**Entries taken from a collection:**
══════════════════════════════

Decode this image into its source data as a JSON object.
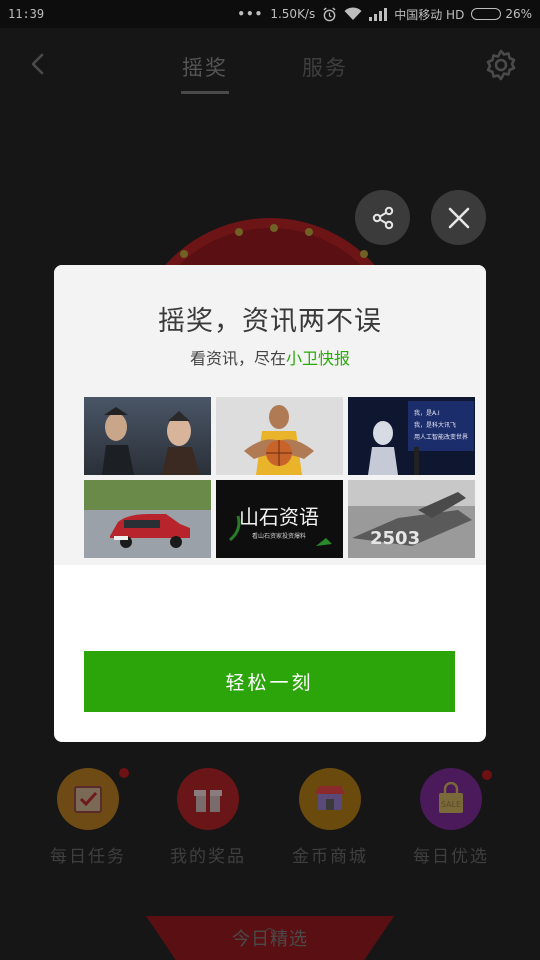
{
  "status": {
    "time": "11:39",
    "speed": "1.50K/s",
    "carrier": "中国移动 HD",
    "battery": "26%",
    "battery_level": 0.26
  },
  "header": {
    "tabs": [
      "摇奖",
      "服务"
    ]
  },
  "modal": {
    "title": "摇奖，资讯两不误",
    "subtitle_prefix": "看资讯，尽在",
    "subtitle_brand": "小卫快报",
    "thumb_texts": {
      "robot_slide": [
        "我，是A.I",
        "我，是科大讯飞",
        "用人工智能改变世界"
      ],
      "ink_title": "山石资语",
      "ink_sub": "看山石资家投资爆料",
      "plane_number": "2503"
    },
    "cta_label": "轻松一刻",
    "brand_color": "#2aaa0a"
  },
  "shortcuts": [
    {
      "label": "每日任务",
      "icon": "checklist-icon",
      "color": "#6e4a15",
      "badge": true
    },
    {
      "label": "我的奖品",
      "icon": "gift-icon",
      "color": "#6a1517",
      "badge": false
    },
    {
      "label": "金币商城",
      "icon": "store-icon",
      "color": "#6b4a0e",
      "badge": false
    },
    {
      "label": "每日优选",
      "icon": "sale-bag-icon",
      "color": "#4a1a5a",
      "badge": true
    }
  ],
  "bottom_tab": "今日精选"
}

══════════════════════════════

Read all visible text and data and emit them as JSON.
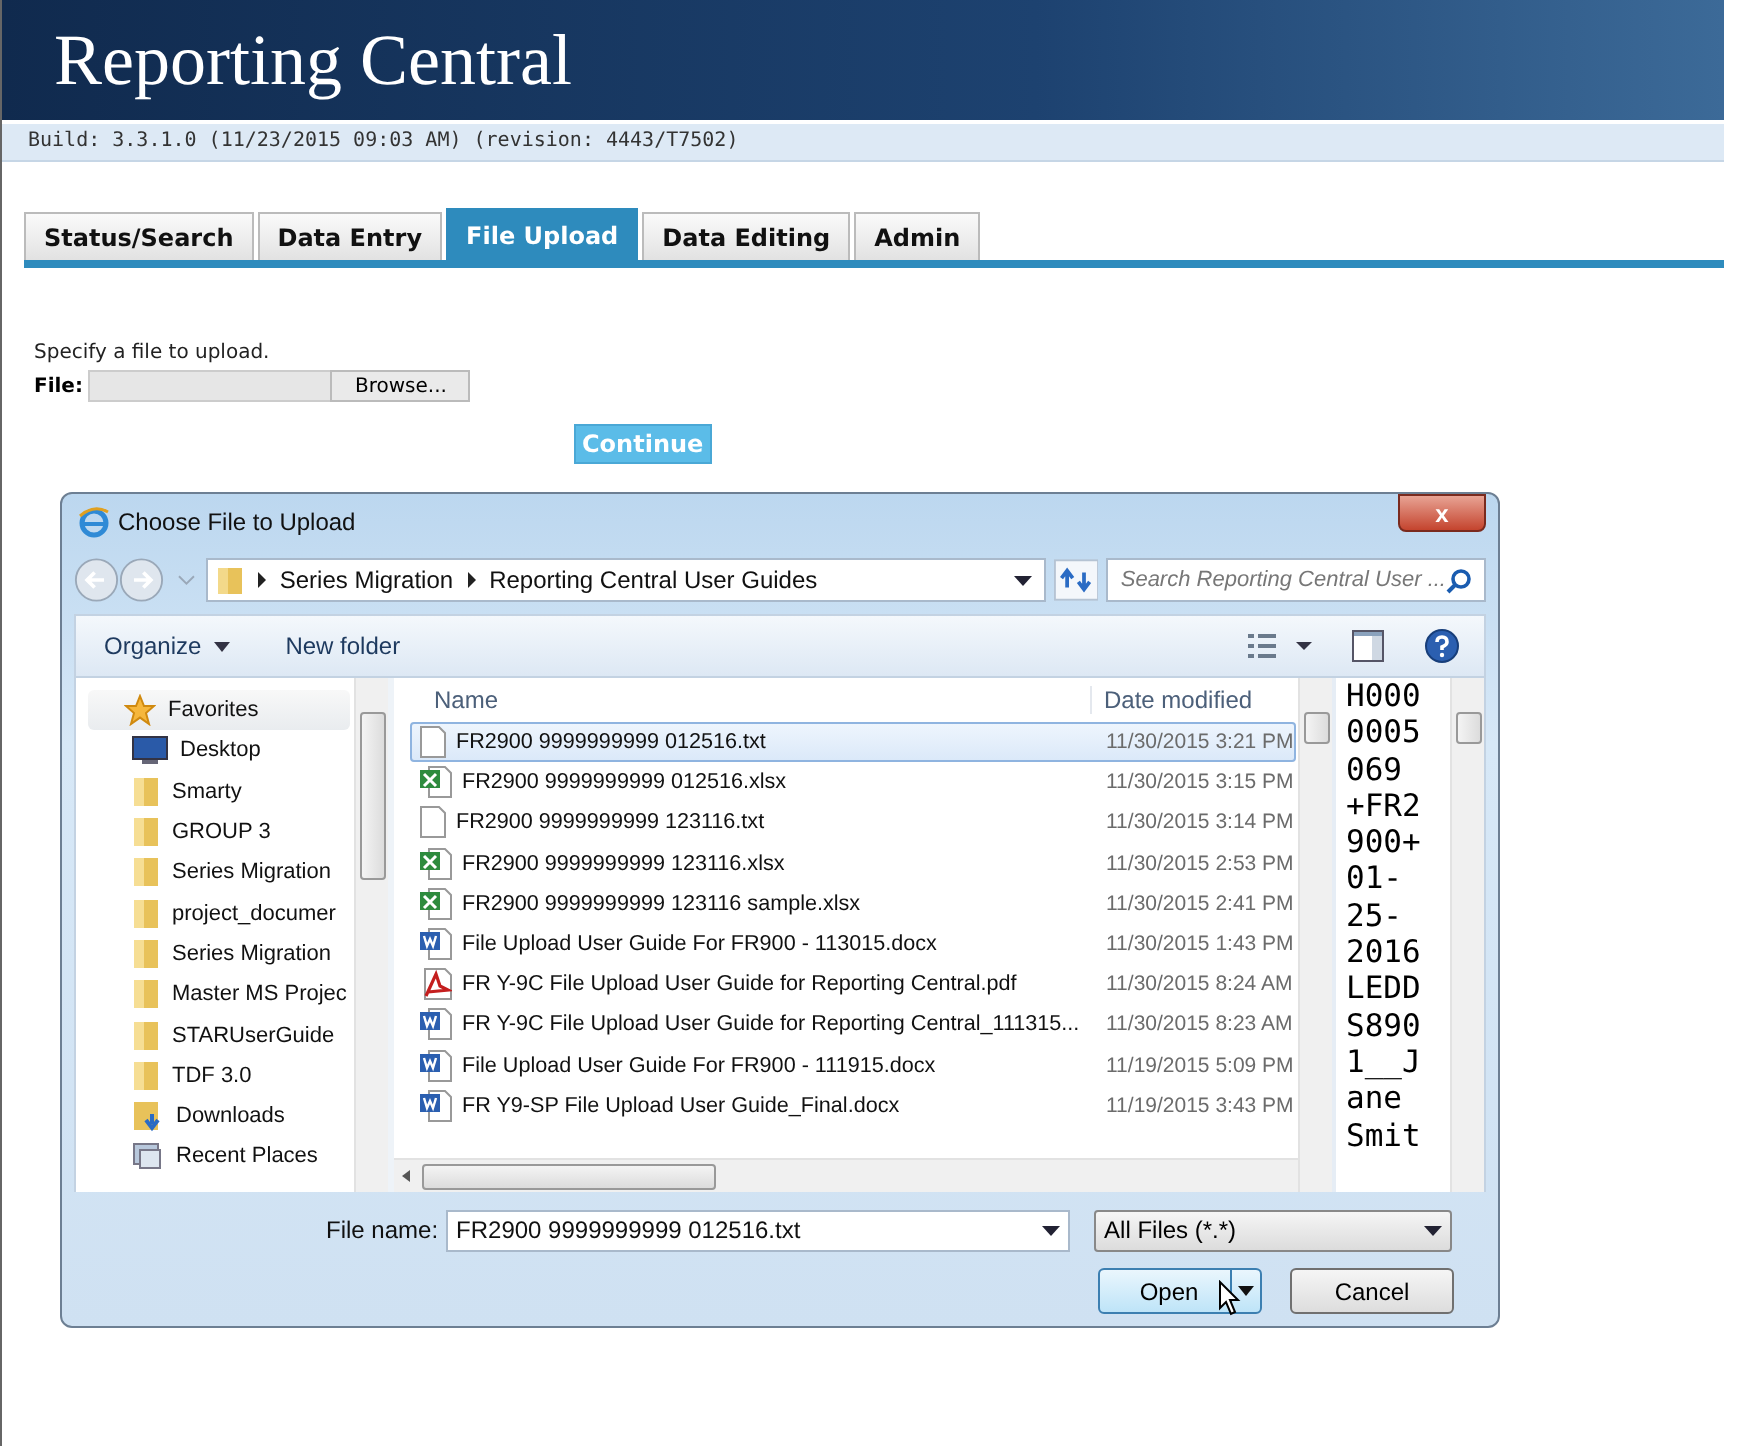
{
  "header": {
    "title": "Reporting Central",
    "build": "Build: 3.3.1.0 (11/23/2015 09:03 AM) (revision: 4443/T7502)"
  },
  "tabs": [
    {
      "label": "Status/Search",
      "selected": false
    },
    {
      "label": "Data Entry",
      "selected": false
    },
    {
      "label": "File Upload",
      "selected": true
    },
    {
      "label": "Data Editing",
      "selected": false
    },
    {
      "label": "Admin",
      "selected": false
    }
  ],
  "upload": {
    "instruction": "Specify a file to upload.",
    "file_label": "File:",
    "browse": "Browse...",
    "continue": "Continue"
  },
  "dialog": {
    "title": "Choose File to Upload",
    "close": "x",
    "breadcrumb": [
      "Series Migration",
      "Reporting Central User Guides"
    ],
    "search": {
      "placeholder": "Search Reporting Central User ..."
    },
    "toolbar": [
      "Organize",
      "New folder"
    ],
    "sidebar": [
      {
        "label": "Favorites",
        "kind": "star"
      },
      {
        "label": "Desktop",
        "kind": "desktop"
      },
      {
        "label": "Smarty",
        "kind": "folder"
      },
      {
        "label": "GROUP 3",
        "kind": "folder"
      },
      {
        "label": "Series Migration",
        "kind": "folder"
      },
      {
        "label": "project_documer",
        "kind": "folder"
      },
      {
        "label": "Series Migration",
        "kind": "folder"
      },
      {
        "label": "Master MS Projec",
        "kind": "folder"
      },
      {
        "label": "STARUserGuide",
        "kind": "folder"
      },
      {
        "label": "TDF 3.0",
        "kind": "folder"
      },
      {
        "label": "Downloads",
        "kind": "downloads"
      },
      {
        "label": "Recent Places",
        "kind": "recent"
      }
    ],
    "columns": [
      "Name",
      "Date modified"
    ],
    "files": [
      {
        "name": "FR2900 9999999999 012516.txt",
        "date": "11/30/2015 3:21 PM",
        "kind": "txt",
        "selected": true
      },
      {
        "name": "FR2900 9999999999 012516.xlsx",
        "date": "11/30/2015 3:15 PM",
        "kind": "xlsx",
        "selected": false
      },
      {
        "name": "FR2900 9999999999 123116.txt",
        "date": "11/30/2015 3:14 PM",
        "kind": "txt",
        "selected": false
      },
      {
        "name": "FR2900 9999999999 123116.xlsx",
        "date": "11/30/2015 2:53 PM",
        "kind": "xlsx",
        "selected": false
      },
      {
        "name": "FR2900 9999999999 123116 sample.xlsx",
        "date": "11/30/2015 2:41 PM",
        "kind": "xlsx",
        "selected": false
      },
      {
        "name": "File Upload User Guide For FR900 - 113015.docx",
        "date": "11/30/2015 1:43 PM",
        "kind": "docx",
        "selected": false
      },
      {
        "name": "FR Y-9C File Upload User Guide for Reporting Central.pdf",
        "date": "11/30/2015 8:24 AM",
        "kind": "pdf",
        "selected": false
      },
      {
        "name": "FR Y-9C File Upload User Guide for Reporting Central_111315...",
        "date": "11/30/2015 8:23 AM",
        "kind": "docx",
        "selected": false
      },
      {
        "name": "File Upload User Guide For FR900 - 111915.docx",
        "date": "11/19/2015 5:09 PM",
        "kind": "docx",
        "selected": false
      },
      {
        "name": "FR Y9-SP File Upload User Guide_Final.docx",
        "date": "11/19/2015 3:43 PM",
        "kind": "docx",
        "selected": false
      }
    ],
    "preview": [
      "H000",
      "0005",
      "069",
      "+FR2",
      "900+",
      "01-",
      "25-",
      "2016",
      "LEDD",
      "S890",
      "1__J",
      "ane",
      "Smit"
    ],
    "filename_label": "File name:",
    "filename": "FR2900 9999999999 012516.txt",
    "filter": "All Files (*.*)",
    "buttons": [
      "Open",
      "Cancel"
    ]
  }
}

══════════════════════════════

**Directions:** Which lines include "true"? Copy each of them out.

**Correct output:**
      "badge": true
      "badge": true
      "selected": true
        "selected": true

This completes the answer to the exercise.